## SET EXERCISE
Each line that holds the word "area" is to be identified and copied.

Extracted data entries

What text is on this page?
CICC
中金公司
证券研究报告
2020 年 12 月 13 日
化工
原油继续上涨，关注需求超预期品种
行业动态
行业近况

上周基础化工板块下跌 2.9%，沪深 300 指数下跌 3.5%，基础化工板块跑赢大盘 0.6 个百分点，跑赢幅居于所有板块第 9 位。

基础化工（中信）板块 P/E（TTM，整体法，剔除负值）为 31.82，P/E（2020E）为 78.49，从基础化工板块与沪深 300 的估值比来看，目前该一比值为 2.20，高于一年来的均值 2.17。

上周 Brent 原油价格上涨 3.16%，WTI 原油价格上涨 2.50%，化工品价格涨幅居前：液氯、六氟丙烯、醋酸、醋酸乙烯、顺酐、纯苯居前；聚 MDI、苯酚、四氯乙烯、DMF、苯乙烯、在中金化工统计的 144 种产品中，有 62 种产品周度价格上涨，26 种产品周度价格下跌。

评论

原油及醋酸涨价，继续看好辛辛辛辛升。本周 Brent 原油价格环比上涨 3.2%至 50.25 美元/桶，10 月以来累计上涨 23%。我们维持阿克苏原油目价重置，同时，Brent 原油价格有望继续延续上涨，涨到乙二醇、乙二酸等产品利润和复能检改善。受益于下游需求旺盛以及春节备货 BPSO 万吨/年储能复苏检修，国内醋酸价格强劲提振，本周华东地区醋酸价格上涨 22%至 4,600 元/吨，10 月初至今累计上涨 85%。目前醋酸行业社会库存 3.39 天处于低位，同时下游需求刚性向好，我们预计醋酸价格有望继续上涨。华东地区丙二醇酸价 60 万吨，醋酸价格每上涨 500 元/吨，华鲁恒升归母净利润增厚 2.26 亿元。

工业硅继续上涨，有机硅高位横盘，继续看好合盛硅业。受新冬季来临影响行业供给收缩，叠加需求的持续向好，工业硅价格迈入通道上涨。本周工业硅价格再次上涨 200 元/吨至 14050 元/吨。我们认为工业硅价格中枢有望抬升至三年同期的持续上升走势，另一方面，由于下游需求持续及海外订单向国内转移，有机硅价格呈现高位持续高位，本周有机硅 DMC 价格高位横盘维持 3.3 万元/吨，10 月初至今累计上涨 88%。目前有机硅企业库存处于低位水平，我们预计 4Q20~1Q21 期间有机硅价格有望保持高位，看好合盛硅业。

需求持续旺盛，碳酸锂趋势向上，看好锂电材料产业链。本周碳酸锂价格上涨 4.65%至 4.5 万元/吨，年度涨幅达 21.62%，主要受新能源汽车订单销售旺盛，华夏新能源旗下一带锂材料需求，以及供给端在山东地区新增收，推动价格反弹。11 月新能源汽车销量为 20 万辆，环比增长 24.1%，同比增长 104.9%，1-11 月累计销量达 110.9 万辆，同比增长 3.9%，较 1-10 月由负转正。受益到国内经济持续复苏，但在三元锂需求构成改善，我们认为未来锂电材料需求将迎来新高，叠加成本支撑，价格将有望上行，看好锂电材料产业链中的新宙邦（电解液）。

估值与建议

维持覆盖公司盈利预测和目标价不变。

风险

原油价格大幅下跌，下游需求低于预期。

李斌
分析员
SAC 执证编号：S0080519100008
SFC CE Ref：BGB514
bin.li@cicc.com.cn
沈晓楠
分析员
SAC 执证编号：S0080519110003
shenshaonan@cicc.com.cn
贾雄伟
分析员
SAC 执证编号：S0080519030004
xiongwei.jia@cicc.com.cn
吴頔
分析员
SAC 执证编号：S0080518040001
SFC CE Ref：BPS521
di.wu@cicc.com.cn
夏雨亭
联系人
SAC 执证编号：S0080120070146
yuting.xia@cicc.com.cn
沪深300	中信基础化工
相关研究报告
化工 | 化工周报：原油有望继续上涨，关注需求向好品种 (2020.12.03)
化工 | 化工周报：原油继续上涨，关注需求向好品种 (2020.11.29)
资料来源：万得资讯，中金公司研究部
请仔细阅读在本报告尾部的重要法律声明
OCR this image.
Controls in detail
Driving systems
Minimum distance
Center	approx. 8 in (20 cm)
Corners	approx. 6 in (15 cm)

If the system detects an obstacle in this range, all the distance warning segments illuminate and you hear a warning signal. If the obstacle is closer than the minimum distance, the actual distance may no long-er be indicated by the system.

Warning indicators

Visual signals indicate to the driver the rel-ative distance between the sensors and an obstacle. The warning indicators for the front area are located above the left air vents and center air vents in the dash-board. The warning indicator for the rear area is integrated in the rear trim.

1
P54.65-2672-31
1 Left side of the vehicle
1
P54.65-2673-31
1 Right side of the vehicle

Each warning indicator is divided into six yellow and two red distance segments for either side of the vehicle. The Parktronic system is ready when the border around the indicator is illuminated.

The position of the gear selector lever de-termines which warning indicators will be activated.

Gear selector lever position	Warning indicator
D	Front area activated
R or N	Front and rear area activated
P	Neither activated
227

## ANSWER BELOW
Visual signals indicate to the driver the rel-ative distance between the sensors and an obstacle. The warning indicators for the front area are located above the left air vents and center air vents in the dash-board. The warning indicator for the rear area is integrated in the rear trim.
D	Front area activated
R or N	Front and rear area activated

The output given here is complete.